• Task objective: Scan the data below for the string "Escondida". Copy every line where it appears.

------------------------------------------------

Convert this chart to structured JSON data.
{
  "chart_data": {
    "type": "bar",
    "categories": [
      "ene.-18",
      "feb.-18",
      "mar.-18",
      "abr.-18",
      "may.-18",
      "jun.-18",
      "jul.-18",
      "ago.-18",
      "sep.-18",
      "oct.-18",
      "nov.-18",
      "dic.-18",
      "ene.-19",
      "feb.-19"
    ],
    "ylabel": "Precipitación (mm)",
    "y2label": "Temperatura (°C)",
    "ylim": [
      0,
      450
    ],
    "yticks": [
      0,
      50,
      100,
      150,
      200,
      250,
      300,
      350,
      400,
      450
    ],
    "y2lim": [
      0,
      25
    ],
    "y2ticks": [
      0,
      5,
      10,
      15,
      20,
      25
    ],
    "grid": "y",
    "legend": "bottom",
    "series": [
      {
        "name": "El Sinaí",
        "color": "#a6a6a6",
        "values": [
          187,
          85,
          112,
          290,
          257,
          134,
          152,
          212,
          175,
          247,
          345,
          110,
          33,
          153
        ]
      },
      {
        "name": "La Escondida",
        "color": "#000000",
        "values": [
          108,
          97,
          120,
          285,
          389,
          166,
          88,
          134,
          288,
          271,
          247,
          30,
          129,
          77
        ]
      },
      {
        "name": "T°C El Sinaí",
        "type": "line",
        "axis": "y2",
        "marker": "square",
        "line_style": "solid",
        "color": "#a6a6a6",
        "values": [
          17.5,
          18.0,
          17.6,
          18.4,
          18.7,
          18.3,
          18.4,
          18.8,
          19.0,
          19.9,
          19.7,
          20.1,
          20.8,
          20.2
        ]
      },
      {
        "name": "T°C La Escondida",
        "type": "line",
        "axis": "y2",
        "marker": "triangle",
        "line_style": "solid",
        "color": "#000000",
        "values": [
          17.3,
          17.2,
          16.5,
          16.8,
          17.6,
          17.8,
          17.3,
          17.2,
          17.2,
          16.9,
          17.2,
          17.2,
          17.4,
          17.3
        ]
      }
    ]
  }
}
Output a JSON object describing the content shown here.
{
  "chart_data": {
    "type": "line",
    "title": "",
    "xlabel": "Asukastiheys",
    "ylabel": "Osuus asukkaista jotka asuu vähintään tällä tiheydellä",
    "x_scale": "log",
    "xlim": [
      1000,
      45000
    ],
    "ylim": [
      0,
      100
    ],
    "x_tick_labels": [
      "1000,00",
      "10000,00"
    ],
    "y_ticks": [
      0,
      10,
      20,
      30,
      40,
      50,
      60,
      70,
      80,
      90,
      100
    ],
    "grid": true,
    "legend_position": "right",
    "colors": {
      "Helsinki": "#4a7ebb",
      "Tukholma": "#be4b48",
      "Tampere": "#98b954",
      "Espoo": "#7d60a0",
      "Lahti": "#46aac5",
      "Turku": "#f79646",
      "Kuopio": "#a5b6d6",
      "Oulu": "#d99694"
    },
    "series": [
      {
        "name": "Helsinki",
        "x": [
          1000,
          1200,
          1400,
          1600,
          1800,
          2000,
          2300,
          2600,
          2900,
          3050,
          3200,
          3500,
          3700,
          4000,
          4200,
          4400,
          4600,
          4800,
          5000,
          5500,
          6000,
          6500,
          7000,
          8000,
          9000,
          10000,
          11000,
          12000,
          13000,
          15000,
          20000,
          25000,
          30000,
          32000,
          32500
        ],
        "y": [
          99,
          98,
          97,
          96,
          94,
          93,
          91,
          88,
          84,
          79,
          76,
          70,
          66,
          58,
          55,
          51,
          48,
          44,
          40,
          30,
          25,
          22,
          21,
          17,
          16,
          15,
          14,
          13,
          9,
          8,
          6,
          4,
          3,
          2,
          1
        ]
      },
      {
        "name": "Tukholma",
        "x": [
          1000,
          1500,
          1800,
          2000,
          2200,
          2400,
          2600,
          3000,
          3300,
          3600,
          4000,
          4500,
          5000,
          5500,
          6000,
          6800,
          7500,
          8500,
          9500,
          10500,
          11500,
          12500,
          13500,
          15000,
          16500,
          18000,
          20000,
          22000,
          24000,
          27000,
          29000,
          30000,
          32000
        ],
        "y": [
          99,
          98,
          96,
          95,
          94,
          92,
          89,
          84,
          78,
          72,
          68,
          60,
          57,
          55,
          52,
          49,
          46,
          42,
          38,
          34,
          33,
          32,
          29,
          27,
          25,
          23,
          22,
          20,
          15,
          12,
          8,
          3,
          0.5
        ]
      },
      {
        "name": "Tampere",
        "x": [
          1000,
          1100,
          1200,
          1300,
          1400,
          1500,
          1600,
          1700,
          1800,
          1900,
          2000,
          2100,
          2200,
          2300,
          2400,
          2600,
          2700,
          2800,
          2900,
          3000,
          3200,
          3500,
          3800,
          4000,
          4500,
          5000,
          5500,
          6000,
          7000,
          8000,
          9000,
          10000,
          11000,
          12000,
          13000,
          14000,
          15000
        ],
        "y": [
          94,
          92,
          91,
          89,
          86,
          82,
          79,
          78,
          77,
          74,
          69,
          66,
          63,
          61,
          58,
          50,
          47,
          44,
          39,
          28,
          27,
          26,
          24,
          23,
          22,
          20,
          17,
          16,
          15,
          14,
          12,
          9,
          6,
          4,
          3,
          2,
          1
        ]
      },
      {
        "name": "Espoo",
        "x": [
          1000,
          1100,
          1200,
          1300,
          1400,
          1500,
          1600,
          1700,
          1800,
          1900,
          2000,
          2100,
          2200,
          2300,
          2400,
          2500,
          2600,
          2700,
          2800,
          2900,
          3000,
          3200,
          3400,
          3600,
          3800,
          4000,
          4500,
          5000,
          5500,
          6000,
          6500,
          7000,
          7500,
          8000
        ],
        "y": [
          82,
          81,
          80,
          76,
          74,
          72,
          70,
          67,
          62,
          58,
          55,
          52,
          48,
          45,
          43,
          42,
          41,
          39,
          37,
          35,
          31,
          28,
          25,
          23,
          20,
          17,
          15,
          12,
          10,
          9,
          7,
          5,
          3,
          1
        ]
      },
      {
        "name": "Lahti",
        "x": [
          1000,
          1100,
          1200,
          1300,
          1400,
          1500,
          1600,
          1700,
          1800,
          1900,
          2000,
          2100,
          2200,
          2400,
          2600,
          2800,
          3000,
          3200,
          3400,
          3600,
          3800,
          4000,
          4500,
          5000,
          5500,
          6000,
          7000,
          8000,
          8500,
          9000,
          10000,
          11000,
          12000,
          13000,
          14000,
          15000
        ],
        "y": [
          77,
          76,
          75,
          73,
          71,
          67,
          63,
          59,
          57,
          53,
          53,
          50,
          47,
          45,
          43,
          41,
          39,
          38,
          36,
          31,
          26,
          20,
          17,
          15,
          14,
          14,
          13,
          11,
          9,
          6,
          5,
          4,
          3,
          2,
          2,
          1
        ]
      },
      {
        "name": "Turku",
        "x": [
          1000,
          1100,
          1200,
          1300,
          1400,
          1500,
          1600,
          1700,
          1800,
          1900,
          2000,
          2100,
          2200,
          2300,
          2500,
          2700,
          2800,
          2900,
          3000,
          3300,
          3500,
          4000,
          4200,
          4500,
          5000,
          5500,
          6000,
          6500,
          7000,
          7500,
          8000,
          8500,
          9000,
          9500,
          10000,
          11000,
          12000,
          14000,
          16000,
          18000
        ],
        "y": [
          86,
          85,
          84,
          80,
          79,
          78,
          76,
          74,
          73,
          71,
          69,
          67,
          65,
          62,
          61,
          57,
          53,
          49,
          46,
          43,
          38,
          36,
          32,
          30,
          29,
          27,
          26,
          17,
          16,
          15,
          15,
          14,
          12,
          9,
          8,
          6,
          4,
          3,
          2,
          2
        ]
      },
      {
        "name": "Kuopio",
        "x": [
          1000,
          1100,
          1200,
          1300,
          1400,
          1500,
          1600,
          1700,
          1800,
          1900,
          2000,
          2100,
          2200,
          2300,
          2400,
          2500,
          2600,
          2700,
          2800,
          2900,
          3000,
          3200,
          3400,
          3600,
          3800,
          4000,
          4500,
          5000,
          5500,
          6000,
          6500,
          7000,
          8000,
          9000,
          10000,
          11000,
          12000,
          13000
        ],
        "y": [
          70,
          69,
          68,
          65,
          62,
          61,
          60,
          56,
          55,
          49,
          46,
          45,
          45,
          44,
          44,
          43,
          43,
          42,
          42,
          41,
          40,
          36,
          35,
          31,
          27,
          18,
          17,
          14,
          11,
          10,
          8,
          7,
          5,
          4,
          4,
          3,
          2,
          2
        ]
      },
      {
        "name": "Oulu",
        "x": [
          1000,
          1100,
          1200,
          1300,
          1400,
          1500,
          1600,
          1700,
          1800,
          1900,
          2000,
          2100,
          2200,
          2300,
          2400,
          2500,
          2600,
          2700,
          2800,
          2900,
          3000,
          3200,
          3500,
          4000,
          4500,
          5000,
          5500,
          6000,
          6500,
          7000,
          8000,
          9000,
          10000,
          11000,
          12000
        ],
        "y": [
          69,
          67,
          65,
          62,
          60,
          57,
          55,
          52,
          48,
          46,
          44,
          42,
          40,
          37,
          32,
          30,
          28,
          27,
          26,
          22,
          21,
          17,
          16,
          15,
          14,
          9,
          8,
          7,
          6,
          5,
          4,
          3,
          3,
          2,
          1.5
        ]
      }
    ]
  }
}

------------------------------------------------

• Task output:
        "name": "La Escondida",
        "name": "T°C La Escondida",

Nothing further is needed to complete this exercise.